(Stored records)
+ + +
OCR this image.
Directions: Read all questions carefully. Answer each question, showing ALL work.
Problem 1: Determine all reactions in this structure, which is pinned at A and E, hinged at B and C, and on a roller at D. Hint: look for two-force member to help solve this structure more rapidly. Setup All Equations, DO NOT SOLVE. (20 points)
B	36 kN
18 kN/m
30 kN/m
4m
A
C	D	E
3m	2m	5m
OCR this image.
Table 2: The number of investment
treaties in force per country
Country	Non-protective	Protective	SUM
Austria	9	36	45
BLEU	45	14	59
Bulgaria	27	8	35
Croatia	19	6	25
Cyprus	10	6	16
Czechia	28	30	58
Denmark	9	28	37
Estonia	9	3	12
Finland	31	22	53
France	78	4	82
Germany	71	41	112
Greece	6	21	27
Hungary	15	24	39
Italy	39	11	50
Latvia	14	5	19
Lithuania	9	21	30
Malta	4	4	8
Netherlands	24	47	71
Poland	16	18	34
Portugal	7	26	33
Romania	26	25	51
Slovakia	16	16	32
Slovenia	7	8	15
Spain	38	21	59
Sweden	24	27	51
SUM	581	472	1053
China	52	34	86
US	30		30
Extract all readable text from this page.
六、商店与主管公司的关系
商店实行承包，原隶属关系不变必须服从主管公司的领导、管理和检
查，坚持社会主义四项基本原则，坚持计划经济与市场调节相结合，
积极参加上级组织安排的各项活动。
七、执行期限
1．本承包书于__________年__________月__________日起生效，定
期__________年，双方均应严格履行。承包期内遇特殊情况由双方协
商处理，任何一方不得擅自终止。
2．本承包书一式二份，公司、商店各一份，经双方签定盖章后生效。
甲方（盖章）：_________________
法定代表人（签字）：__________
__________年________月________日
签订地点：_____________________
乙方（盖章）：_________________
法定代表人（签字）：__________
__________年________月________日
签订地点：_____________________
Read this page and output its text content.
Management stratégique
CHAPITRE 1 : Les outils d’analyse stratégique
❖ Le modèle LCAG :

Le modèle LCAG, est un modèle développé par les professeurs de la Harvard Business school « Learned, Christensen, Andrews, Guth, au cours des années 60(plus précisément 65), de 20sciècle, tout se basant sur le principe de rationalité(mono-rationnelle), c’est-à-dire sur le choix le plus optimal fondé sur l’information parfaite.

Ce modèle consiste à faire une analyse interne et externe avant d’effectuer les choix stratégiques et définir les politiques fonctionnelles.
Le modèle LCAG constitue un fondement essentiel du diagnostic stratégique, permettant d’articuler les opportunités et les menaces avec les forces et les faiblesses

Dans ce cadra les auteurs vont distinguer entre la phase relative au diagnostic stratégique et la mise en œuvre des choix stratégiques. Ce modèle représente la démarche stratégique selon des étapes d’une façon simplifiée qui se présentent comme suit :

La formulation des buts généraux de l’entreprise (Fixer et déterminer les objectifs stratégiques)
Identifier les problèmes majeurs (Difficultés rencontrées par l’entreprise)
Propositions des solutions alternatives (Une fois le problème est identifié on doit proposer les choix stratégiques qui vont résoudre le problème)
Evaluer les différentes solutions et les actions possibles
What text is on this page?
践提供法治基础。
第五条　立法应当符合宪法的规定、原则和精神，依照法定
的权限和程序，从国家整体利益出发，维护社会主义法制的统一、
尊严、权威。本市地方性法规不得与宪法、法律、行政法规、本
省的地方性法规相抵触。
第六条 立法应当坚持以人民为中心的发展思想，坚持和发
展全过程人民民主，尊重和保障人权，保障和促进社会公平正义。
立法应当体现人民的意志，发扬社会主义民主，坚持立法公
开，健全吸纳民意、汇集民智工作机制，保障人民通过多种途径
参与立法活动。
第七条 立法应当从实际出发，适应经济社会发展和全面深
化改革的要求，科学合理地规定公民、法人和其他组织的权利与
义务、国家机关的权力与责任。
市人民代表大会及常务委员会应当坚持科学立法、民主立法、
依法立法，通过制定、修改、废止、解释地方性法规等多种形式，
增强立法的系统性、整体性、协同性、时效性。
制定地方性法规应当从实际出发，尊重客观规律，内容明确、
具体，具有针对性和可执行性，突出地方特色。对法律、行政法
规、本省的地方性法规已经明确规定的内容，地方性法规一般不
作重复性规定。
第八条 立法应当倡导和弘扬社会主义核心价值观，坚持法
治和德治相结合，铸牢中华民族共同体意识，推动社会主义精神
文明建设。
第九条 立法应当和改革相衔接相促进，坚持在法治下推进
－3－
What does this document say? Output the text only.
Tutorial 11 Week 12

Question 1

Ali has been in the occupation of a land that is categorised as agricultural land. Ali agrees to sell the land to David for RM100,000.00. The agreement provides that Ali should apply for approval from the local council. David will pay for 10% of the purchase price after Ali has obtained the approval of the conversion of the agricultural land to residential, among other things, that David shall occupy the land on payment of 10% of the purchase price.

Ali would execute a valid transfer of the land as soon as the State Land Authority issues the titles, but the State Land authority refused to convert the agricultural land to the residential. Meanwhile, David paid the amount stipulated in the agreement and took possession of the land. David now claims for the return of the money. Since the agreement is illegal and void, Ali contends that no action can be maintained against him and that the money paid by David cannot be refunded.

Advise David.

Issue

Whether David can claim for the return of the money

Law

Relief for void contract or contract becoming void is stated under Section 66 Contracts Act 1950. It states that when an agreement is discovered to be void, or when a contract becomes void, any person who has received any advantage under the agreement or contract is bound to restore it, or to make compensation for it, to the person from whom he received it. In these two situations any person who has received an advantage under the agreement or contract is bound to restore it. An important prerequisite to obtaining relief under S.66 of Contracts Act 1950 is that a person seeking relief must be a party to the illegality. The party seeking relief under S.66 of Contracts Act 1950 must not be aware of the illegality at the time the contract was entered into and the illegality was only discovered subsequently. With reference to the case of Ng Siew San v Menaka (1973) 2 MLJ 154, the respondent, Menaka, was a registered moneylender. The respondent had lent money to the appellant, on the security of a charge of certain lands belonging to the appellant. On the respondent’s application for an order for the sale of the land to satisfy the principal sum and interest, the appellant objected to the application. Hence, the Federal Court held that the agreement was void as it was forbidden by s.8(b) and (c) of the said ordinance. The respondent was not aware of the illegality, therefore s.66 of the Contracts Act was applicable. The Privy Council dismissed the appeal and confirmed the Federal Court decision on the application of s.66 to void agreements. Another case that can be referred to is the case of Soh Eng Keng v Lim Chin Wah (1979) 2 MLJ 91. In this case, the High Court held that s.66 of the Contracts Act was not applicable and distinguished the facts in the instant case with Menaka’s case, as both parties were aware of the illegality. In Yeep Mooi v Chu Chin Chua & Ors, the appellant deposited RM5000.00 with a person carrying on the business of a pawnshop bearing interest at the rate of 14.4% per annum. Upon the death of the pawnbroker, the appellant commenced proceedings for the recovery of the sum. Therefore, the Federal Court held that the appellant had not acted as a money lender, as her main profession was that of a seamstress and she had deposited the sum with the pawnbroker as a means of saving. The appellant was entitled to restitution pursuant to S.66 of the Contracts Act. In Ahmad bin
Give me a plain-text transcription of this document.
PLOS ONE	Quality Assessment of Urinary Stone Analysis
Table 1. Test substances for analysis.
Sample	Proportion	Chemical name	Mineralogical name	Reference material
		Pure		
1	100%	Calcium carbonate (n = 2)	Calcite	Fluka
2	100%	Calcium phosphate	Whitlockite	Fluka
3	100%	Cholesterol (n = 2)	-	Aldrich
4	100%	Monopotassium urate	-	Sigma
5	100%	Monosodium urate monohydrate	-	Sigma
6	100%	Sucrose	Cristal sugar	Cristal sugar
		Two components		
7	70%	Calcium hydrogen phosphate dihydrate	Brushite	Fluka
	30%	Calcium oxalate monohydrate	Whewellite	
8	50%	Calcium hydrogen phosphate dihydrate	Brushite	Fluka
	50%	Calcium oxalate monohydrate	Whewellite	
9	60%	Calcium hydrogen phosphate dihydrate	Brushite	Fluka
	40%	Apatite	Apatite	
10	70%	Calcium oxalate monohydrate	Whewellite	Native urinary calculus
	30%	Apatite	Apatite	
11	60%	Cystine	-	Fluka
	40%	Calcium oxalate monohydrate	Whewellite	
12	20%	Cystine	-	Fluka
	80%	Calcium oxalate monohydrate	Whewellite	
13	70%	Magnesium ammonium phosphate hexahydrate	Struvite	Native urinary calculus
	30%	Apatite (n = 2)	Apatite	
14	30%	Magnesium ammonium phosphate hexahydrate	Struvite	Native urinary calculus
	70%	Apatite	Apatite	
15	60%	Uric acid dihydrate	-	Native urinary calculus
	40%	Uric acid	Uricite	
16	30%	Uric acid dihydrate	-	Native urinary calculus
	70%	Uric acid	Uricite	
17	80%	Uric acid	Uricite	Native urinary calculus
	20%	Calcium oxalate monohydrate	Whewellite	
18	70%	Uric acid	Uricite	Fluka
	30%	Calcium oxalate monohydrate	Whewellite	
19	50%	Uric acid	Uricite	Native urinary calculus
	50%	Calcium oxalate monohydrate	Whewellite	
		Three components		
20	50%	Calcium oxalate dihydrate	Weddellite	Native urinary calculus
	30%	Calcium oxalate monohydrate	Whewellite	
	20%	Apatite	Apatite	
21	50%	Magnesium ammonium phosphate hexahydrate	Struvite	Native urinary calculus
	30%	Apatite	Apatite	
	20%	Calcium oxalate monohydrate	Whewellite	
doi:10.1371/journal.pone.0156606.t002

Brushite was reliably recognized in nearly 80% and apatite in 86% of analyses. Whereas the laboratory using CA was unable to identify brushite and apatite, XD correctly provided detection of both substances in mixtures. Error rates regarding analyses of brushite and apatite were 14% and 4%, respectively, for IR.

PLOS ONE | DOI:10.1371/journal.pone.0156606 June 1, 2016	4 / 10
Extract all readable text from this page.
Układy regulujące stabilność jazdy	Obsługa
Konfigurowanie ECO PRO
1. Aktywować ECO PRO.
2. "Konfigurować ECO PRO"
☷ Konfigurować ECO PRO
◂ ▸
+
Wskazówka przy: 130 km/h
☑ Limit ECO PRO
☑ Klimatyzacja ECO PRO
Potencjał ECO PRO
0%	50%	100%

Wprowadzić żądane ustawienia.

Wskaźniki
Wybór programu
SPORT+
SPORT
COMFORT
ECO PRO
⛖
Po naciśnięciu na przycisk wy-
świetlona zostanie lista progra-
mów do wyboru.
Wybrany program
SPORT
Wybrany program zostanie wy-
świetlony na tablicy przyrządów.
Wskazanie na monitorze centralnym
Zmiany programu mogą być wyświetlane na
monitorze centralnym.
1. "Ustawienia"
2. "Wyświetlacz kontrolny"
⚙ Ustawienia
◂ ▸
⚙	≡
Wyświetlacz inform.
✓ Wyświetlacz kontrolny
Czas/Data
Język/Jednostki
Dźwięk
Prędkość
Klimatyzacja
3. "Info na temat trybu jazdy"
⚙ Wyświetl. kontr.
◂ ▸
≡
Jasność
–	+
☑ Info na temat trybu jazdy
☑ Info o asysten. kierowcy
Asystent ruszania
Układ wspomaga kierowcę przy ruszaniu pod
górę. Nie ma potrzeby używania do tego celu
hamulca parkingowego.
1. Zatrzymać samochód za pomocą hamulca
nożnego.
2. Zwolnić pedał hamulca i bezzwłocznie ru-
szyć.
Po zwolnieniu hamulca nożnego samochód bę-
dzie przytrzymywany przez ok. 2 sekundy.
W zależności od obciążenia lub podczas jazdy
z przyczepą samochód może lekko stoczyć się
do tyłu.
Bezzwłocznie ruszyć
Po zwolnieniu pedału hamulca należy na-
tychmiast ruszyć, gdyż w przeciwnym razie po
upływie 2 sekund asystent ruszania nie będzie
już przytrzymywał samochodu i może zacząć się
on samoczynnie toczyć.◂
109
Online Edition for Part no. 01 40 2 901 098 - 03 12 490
+ + +
* **WHAT YOU SHOULD DO**
Scan the listing above. Collect all lines with the word "temat".

* **FULL OUTPUT**
3. "Info na temat trybu jazdy"
☑ Info na temat trybu jazdy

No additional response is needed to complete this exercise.